## SHORT PROBLEM
Look through the material and copy each line holding "JSON".

======== INPUT RECORDS

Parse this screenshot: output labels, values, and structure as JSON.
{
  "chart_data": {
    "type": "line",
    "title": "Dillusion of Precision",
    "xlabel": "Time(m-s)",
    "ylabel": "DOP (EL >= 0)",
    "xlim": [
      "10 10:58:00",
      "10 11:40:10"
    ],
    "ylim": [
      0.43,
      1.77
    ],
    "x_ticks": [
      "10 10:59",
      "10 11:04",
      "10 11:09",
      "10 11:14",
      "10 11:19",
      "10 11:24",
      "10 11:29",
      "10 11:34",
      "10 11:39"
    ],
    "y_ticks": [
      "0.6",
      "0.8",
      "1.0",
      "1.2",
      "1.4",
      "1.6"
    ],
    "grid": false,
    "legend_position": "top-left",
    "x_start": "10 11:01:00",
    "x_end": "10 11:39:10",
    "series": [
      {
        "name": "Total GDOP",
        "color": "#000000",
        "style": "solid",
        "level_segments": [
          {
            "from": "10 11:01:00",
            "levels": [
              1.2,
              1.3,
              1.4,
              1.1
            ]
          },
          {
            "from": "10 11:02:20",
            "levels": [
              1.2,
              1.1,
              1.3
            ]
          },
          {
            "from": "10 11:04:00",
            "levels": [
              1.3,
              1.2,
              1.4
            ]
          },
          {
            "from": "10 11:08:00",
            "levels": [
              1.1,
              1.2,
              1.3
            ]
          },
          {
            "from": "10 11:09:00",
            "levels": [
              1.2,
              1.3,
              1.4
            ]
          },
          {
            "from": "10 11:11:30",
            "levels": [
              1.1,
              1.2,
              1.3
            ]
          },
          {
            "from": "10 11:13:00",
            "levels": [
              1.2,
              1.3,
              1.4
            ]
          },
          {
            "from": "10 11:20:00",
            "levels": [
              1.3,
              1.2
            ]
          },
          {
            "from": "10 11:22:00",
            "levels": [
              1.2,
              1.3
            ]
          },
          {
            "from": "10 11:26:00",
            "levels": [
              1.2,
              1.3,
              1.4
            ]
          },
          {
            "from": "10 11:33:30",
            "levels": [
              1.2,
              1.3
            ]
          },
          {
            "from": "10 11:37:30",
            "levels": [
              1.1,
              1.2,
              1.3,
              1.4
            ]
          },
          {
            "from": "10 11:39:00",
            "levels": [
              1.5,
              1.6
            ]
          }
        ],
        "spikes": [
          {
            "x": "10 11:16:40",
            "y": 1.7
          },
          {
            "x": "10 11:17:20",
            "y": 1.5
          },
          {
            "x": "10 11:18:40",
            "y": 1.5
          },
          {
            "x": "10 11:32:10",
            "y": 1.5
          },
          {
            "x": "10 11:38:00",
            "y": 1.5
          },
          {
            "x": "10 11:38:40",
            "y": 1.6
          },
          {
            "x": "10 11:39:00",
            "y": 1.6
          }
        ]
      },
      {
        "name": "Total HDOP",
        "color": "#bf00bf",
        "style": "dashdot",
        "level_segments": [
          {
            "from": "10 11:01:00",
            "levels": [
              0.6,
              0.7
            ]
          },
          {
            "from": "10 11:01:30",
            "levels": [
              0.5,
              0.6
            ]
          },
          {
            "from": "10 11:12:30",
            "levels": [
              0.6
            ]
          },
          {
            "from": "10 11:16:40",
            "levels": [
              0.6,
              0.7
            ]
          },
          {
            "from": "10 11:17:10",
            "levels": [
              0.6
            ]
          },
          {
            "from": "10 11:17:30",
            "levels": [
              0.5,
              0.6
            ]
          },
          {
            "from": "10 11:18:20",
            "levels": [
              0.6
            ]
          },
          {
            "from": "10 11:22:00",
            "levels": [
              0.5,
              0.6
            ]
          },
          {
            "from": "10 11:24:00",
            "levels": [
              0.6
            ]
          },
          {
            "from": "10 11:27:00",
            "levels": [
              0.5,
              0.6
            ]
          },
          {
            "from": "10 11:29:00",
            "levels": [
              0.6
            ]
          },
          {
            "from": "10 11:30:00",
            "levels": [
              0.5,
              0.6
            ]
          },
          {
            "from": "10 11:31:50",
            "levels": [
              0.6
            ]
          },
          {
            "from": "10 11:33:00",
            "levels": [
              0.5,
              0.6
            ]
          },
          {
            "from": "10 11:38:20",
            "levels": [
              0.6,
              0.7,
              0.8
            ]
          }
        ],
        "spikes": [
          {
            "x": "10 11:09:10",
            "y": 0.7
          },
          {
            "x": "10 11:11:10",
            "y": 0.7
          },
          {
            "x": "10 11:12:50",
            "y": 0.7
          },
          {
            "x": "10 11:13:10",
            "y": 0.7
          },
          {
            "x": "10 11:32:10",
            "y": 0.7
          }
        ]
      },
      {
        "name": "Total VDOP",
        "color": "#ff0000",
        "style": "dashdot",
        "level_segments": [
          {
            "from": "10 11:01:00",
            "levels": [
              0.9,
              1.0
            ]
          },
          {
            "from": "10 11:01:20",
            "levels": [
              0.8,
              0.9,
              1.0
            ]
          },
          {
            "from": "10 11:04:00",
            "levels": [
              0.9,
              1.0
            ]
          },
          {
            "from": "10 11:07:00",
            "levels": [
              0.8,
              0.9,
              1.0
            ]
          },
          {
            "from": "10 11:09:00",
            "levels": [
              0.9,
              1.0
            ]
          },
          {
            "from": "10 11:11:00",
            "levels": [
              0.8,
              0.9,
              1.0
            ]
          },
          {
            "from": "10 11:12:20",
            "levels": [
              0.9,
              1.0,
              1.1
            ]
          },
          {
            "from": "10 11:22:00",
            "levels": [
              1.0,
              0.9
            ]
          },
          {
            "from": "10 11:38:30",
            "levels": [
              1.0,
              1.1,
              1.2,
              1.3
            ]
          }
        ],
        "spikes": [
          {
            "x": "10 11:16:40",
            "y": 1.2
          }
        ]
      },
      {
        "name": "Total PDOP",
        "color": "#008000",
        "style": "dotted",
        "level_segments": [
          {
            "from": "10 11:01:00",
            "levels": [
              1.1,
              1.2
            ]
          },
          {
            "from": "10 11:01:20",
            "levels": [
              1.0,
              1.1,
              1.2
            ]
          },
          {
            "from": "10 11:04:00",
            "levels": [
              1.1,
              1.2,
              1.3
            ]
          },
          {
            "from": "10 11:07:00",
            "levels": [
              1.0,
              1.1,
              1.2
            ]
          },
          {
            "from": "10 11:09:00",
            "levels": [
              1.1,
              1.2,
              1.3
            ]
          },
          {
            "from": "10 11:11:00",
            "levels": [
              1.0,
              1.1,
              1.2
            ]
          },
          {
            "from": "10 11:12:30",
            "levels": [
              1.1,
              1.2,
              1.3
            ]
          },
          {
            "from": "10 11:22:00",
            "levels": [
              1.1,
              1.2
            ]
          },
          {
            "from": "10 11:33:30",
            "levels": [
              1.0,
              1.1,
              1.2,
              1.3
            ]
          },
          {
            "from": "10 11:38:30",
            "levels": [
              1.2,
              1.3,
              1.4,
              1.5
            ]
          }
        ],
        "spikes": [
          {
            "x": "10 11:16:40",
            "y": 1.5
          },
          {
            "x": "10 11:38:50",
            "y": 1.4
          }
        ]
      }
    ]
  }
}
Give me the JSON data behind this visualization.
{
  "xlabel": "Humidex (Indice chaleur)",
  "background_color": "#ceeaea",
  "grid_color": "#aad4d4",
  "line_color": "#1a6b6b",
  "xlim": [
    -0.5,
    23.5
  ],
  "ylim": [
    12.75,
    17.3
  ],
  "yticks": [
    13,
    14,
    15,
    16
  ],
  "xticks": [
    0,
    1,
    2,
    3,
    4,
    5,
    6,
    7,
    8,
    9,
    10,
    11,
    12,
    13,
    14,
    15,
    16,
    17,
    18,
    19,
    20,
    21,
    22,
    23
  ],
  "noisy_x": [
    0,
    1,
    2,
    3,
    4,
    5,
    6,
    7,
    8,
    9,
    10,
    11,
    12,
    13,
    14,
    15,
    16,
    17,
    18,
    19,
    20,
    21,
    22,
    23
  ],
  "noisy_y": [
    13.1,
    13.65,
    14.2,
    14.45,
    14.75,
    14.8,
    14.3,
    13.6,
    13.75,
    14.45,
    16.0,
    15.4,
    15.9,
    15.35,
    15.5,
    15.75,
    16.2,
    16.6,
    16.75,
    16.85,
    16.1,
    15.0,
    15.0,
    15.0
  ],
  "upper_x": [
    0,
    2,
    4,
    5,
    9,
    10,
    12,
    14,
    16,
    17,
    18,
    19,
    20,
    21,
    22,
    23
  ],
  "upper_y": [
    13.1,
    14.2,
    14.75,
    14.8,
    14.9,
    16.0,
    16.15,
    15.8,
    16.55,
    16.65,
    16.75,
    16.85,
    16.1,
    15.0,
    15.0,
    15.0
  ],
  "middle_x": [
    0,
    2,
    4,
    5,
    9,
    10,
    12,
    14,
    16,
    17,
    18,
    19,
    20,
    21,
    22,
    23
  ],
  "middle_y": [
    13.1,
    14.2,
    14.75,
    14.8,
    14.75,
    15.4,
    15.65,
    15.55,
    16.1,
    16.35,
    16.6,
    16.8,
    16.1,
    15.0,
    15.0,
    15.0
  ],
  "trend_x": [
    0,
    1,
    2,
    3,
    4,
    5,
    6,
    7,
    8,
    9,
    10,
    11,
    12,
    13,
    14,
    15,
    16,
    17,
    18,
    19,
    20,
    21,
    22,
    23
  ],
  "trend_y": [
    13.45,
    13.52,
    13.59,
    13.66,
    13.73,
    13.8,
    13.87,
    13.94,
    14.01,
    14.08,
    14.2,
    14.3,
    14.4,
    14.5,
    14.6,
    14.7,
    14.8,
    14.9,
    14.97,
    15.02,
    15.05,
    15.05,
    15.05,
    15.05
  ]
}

================

## RESULT OF THIS TASK
Parse this screenshot: output labels, values, and structure as JSON.
Give me the JSON data behind this visualization.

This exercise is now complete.